**Work to do**
Transcribe the lines below verbatim, skipping the images.

--- Start Task material ---

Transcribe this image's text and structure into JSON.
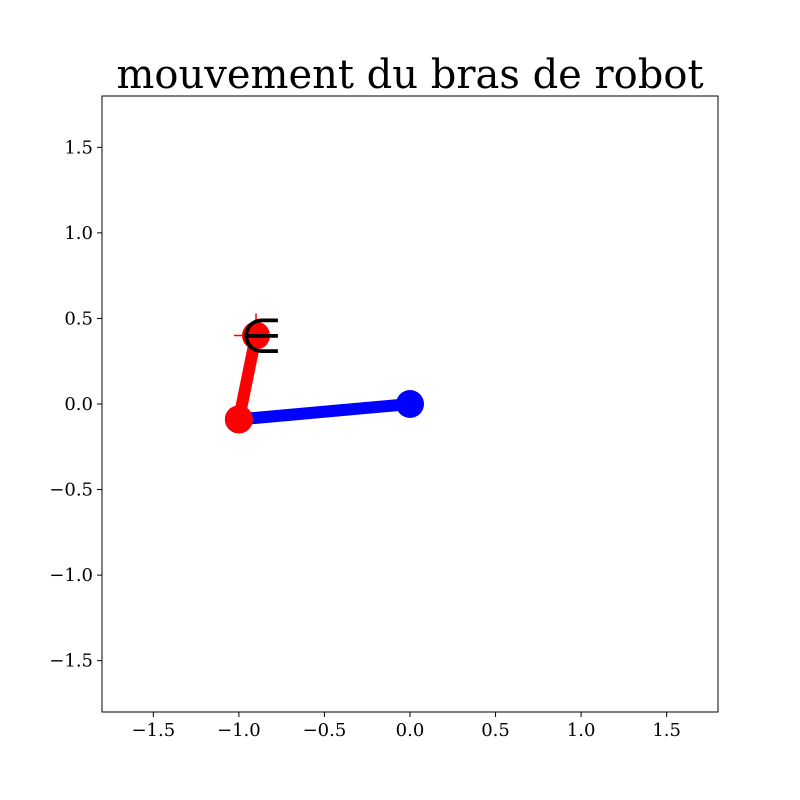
{
  "chart_data": {
    "type": "line",
    "title": "mouvement du bras de robot",
    "xlabel": "",
    "ylabel": "",
    "xlim": [
      -1.8,
      1.8
    ],
    "ylim": [
      -1.8,
      1.8
    ],
    "grid": false,
    "xticks": [
      -1.5,
      -1.0,
      -0.5,
      0.0,
      0.5,
      1.0,
      1.5
    ],
    "yticks": [
      -1.5,
      -1.0,
      -0.5,
      0.0,
      0.5,
      1.0,
      1.5
    ],
    "xtick_labels": [
      "−1.5",
      "−1.0",
      "−0.5",
      "0.0",
      "0.5",
      "1.0",
      "1.5"
    ],
    "ytick_labels": [
      "−1.5",
      "−1.0",
      "−0.5",
      "0.0",
      "0.5",
      "1.0",
      "1.5"
    ],
    "series": [
      {
        "color": "#0000ff",
        "x": [
          0.0,
          -1.0
        ],
        "y": [
          0.0,
          -0.09
        ]
      },
      {
        "color": "#ff0000",
        "x": [
          -1.0,
          -0.9
        ],
        "y": [
          -0.09,
          0.4
        ]
      }
    ],
    "target": {
      "x": -0.9,
      "y": 0.4,
      "color": "#ff0000"
    },
    "annotation": {
      "text": "∈",
      "x": -0.87,
      "y": 0.4
    }
  }
}
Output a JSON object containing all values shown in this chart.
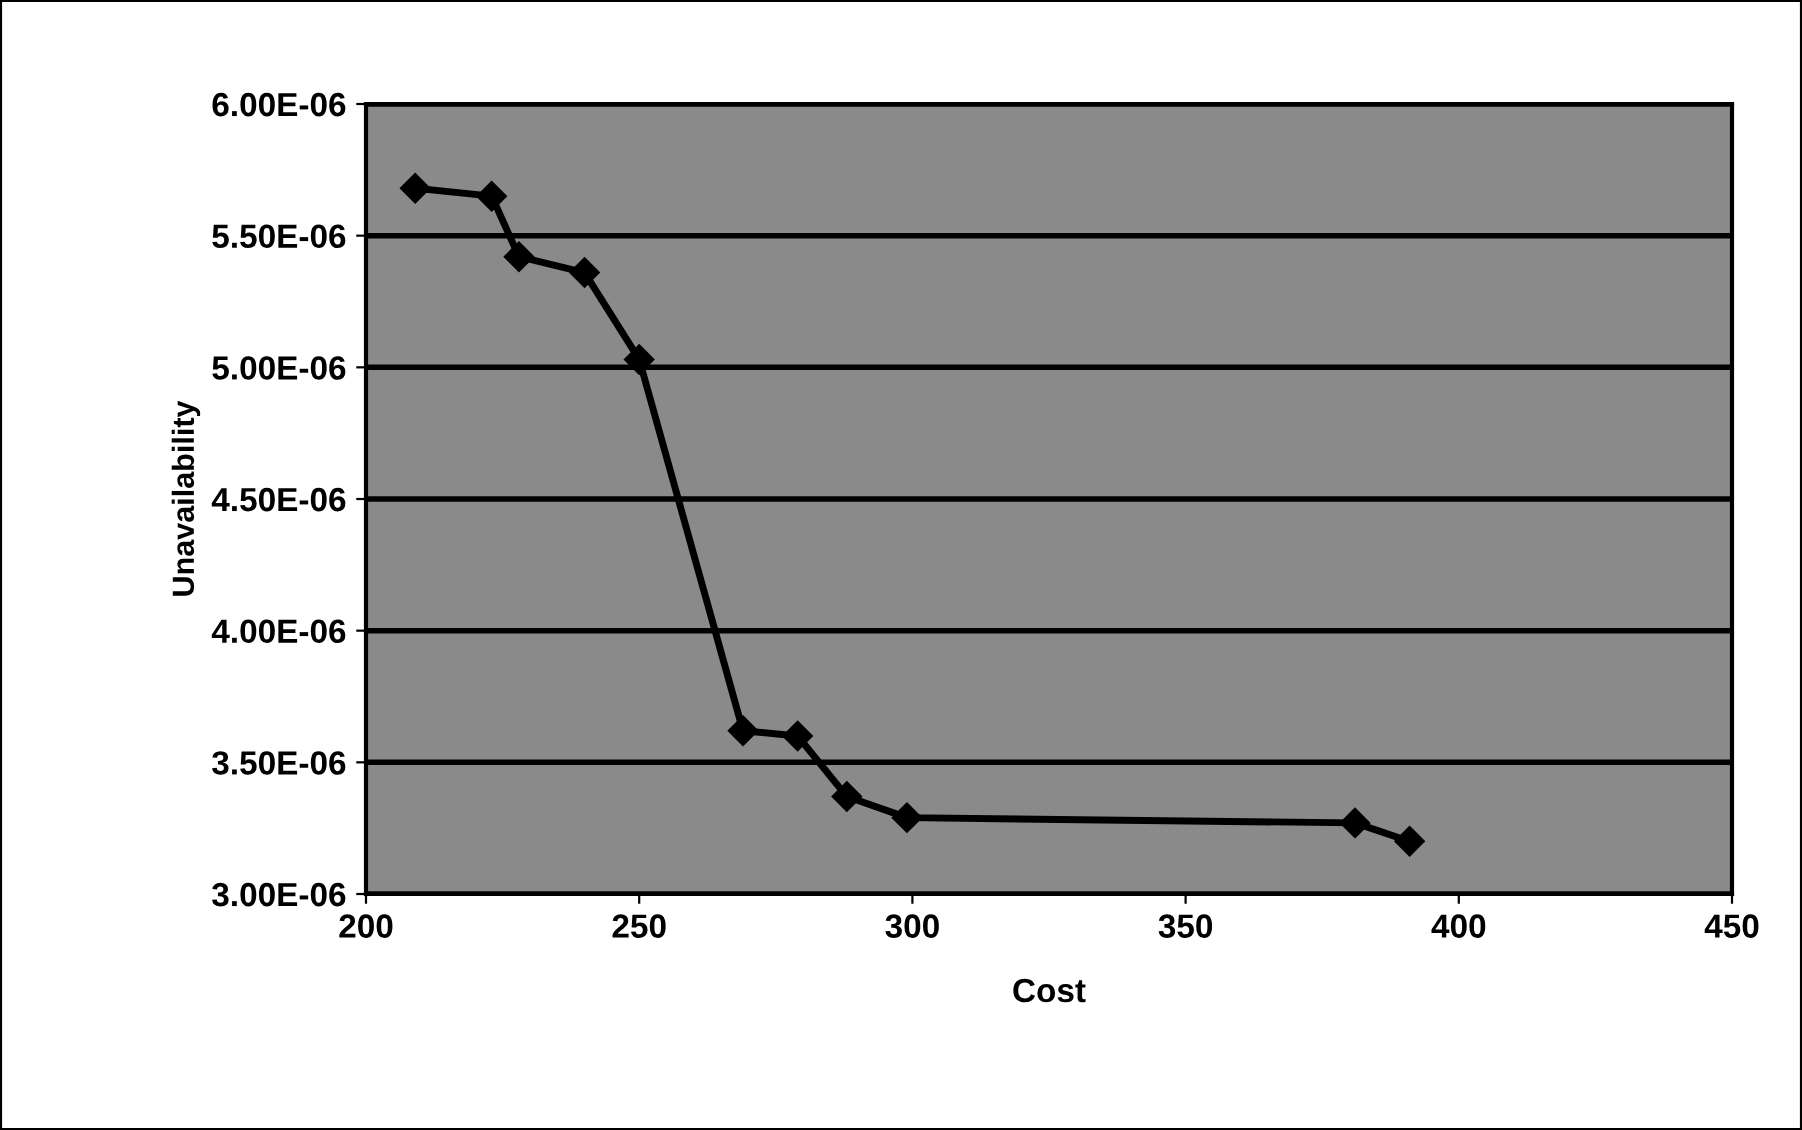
{
  "chart_data": {
    "type": "line",
    "xlabel": "Cost",
    "ylabel": "Unavailability",
    "x": [
      209,
      223,
      228,
      240,
      250,
      269,
      279,
      288,
      299,
      381,
      391
    ],
    "series": [
      {
        "color": "#000000",
        "values": [
          5.68e-06,
          5.65e-06,
          5.42e-06,
          5.36e-06,
          5.03e-06,
          3.62e-06,
          3.6e-06,
          3.37e-06,
          3.29e-06,
          3.27e-06,
          3.2e-06
        ]
      }
    ],
    "xlim": [
      200,
      450
    ],
    "xticks": [
      200,
      250,
      300,
      350,
      400,
      450
    ],
    "ylim": [
      3e-06,
      6e-06
    ],
    "yticks": [
      {
        "value": 3e-06,
        "label": "3.00E-06"
      },
      {
        "value": 3.5e-06,
        "label": "3.50E-06"
      },
      {
        "value": 4e-06,
        "label": "4.00E-06"
      },
      {
        "value": 4.5e-06,
        "label": "4.50E-06"
      },
      {
        "value": 5e-06,
        "label": "5.00E-06"
      },
      {
        "value": 5.5e-06,
        "label": "5.50E-06"
      },
      {
        "value": 6e-06,
        "label": "6.00E-06"
      }
    ],
    "grid": "y",
    "marker": "diamond",
    "line_style": "solid"
  }
}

--- End Task material ---

**The solution**
Transcribe this image's text and structure into JSON.
{
  "chart_data": {
    "type": "line",
    "title": "mouvement du bras de robot",
    "xlabel": "",
    "ylabel": "",
    "xlim": [
      -1.8,
      1.8
    ],
    "ylim": [
      -1.8,
      1.8
    ],
    "grid": false,
    "xticks": [
      -1.5,
      -1.0,
      -0.5,
      0.0,
      0.5,
      1.0,
      1.5
    ],
    "yticks": [
      -1.5,
      -1.0,
      -0.5,
      0.0,
      0.5,
      1.0,
      1.5
    ],
    "xtick_labels": [
      "−1.5",
      "−1.0",
      "−0.5",
      "0.0",
      "0.5",
      "1.0",
      "1.5"
    ],
    "ytick_labels": [
      "−1.5",
      "−1.0",
      "−0.5",
      "0.0",
      "0.5",
      "1.0",
      "1.5"
    ],
    "series": [
      {
        "color": "#0000ff",
        "x": [
          0.0,
          -1.0
        ],
        "y": [
          0.0,
          -0.09
        ]
      },
      {
        "color": "#ff0000",
        "x": [
          -1.0,
          -0.9
        ],
        "y": [
          -0.09,
          0.4
        ]
      }
    ],
    "target": {
      "x": -0.9,
      "y": 0.4,
      "color": "#ff0000"
    },
    "annotation": {
      "text": "∈",
      "x": -0.87,
      "y": 0.4
    }
  }
}
Output a JSON object containing all values shown in this chart.
{
  "chart_data": {
    "type": "line",
    "xlabel": "Cost",
    "ylabel": "Unavailability",
    "x": [
      209,
      223,
      228,
      240,
      250,
      269,
      279,
      288,
      299,
      381,
      391
    ],
    "series": [
      {
        "color": "#000000",
        "values": [
          5.68e-06,
          5.65e-06,
          5.42e-06,
          5.36e-06,
          5.03e-06,
          3.62e-06,
          3.6e-06,
          3.37e-06,
          3.29e-06,
          3.27e-06,
          3.2e-06
        ]
      }
    ],
    "xlim": [
      200,
      450
    ],
    "xticks": [
      200,
      250,
      300,
      350,
      400,
      450
    ],
    "ylim": [
      3e-06,
      6e-06
    ],
    "yticks": [
      {
        "value": 3e-06,
        "label": "3.00E-06"
      },
      {
        "value": 3.5e-06,
        "label": "3.50E-06"
      },
      {
        "value": 4e-06,
        "label": "4.00E-06"
      },
      {
        "value": 4.5e-06,
        "label": "4.50E-06"
      },
      {
        "value": 5e-06,
        "label": "5.00E-06"
      },
      {
        "value": 5.5e-06,
        "label": "5.50E-06"
      },
      {
        "value": 6e-06,
        "label": "6.00E-06"
      }
    ],
    "grid": "y",
    "marker": "diamond",
    "line_style": "solid"
  }
}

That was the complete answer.